Direction: Find every line below that contains the word "приказом" and copy it out.

--- Begin Records shown ---

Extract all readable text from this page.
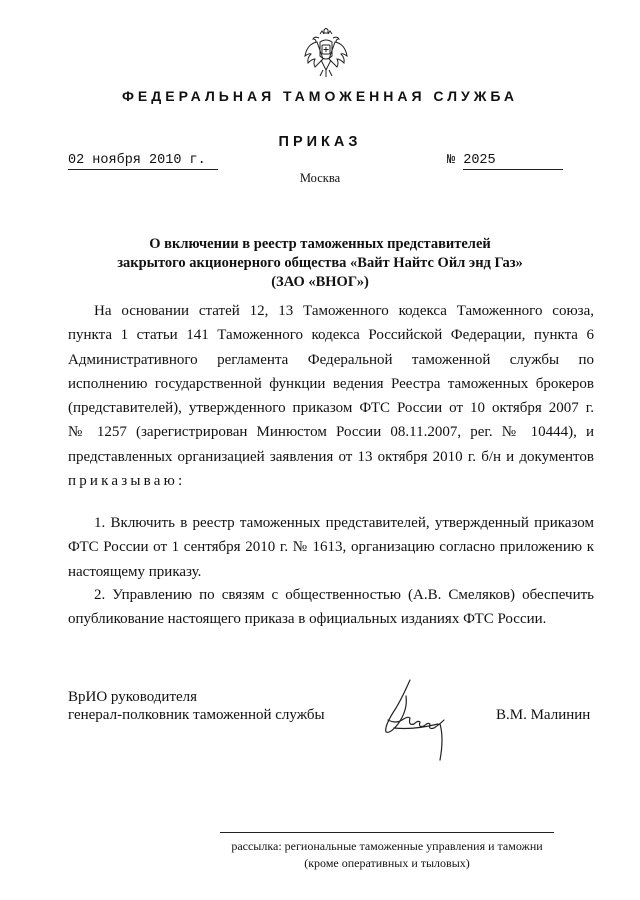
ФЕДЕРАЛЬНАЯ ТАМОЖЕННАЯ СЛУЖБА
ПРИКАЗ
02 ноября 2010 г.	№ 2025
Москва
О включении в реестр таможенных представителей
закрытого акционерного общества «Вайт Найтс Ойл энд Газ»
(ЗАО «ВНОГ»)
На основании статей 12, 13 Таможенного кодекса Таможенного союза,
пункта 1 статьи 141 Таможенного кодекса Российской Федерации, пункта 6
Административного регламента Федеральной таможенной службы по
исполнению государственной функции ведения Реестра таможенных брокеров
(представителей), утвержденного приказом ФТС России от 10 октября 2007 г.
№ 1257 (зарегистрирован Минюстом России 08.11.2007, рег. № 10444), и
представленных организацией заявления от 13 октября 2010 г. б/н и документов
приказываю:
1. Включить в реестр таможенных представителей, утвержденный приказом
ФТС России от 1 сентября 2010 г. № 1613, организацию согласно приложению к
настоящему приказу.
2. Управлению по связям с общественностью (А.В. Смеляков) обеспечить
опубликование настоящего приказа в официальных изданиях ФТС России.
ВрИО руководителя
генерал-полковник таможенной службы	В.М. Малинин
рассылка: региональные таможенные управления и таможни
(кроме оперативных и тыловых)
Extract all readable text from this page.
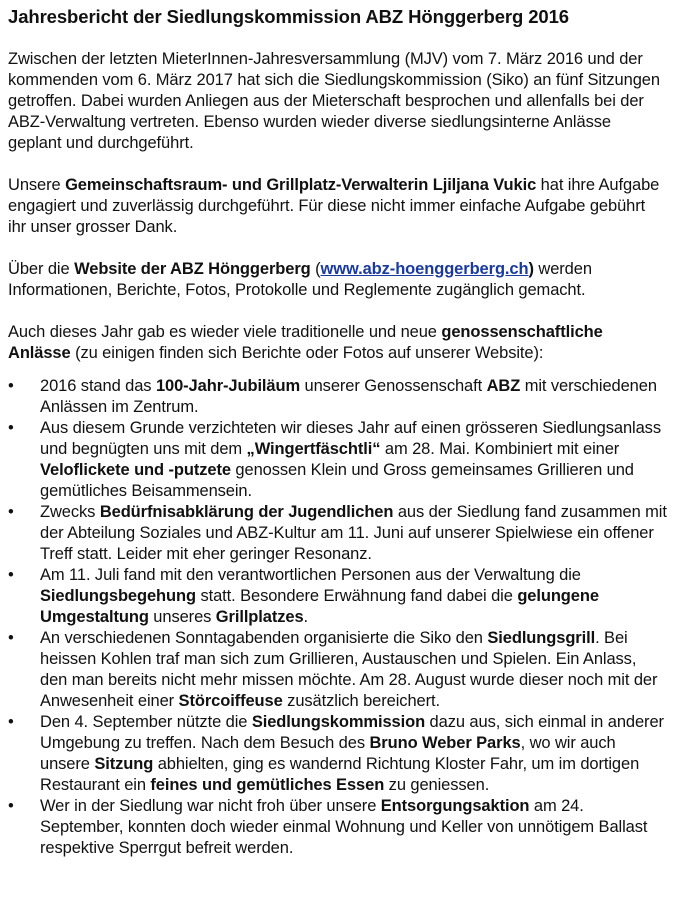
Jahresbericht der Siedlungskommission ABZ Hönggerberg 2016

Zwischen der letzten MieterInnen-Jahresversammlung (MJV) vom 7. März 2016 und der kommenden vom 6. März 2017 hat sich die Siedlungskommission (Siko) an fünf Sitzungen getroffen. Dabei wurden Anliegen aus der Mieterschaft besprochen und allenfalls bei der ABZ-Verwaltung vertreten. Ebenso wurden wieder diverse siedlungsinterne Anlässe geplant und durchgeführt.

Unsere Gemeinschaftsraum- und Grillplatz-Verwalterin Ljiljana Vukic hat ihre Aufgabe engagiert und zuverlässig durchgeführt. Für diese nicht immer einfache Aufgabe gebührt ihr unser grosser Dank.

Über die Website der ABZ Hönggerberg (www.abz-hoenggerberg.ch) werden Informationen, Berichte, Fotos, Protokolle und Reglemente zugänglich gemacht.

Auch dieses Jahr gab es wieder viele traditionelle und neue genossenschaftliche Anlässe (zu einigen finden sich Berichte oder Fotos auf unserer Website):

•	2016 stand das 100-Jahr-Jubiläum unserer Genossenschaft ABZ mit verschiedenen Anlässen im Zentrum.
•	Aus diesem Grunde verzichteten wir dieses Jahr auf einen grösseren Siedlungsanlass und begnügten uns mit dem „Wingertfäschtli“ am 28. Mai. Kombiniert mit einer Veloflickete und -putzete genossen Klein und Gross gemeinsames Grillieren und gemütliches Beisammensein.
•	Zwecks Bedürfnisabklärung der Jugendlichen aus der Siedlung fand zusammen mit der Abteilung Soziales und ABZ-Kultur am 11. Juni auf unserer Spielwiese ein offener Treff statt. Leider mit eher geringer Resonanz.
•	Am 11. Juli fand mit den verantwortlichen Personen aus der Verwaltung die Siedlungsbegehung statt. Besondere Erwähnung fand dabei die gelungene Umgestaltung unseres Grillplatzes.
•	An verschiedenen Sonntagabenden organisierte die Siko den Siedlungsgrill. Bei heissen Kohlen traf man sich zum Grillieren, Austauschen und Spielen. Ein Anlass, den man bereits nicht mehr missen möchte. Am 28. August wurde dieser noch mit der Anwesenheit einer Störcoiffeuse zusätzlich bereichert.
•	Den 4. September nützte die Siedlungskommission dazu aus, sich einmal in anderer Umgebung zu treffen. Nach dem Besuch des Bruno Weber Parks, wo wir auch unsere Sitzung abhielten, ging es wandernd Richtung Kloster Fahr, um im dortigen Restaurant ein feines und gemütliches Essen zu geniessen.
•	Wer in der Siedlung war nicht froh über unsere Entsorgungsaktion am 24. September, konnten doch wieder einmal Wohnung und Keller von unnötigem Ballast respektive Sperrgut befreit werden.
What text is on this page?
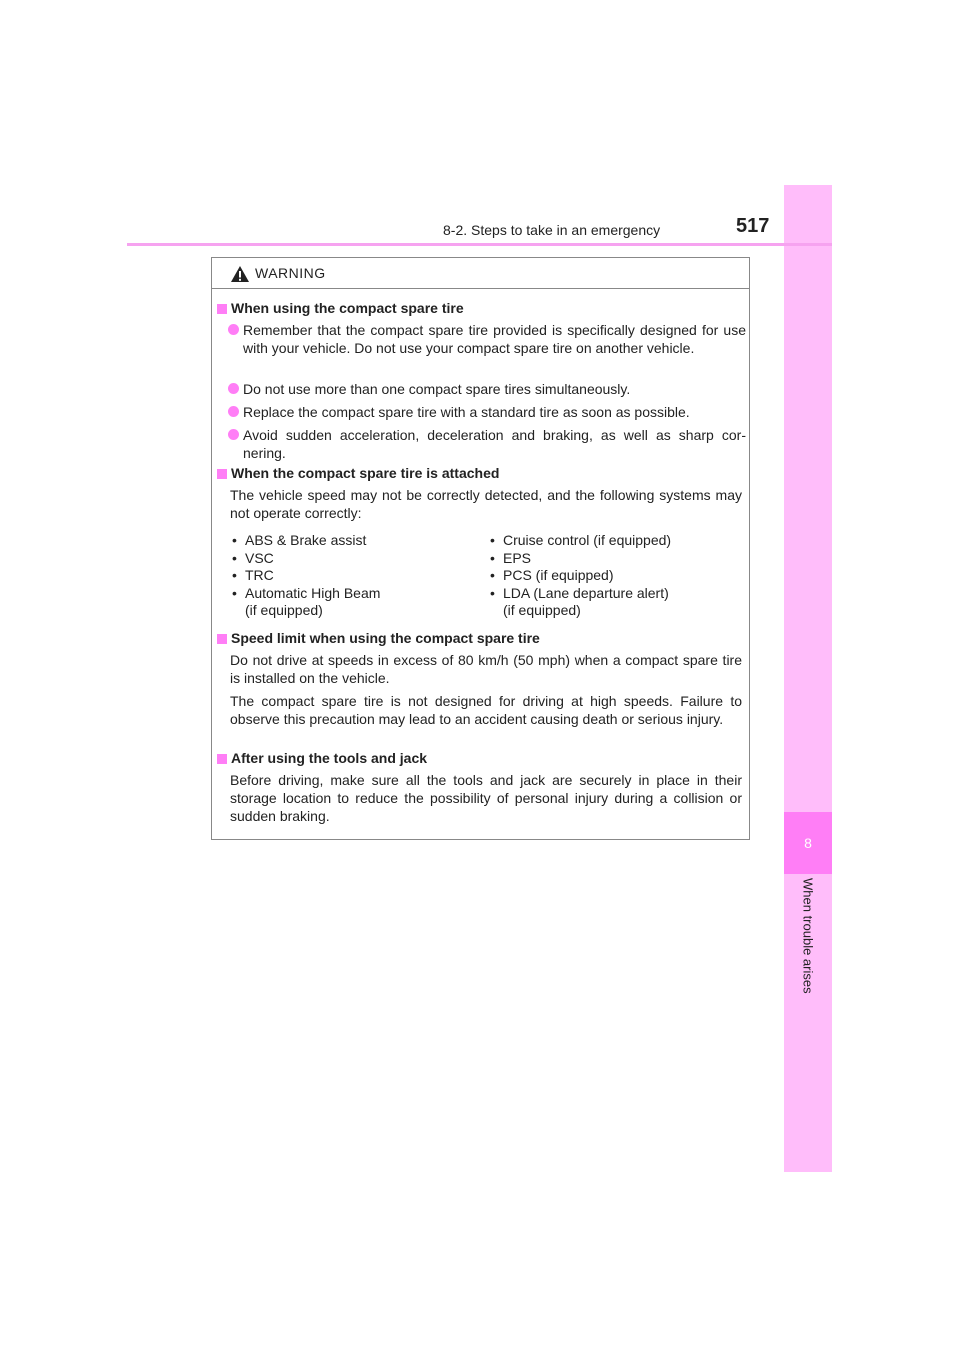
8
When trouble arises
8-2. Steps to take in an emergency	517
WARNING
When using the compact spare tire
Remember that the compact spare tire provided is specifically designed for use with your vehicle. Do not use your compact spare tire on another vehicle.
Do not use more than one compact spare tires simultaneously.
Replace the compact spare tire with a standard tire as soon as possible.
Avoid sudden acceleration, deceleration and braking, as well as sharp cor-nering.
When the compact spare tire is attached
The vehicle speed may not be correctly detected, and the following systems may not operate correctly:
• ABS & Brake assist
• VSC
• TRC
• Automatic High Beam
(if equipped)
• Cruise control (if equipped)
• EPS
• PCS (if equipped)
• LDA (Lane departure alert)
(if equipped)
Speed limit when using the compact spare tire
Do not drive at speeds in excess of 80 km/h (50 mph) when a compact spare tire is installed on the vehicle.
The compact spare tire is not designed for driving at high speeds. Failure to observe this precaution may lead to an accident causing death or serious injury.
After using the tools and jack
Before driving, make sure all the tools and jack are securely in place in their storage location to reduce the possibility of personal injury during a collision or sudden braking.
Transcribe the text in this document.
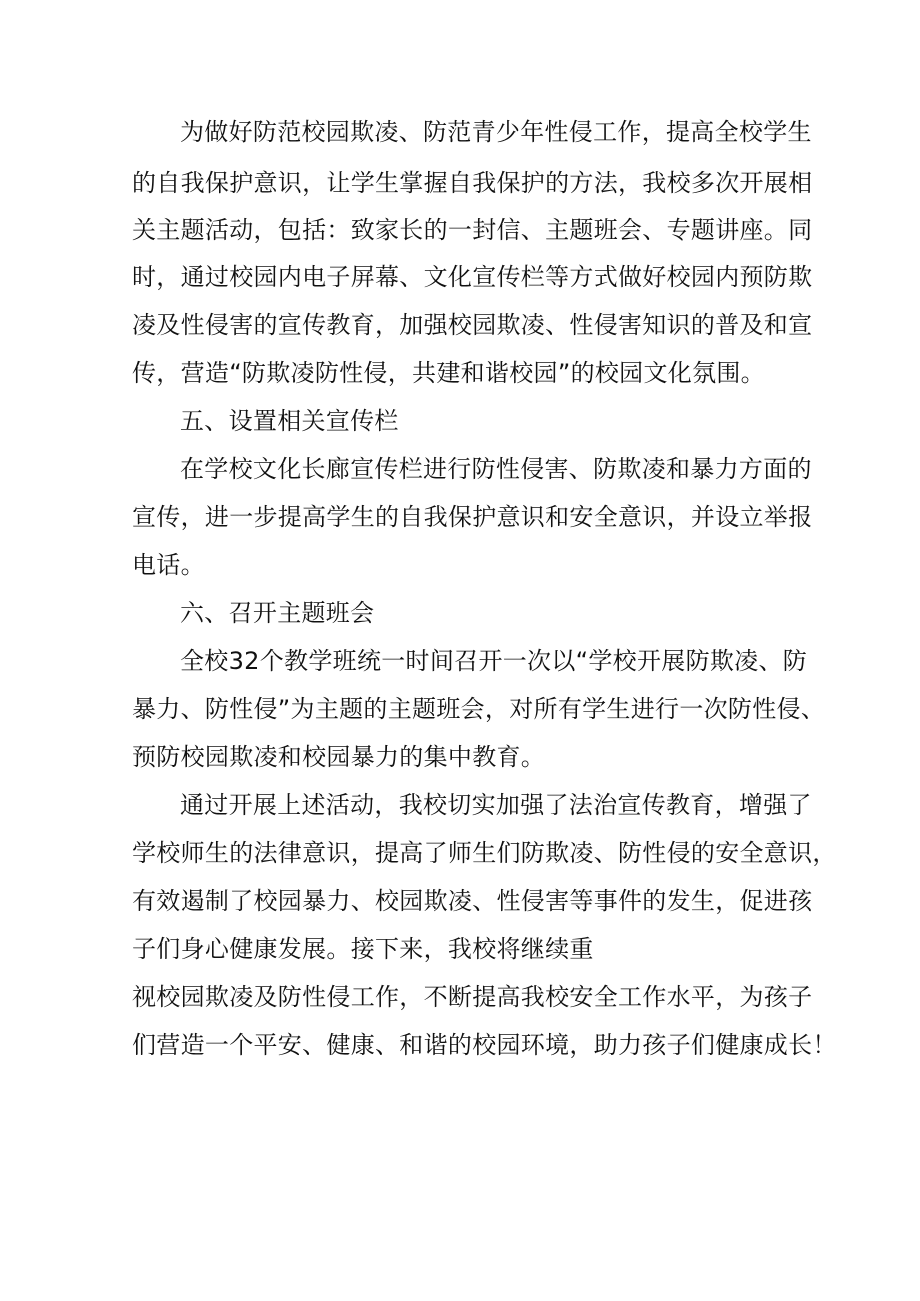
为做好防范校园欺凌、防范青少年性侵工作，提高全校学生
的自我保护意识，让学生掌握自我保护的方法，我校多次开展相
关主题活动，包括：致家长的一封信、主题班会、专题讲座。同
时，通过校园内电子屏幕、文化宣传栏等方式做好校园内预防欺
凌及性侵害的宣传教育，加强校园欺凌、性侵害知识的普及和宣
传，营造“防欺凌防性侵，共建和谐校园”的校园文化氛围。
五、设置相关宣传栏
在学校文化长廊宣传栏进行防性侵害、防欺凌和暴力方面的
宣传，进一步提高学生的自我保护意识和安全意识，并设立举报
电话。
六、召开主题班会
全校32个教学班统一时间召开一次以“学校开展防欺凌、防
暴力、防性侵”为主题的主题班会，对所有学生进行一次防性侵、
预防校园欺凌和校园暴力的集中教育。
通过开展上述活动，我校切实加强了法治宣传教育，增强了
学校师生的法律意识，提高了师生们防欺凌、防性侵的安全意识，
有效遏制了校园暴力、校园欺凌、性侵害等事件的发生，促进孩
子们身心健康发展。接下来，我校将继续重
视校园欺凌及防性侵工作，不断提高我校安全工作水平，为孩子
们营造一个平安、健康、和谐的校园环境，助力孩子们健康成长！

--- End Records shown ---

Result below:
(представителей), утвержденного приказом ФТС России от 10 октября 2007 г.
1. Включить в реестр таможенных представителей, утвержденный приказом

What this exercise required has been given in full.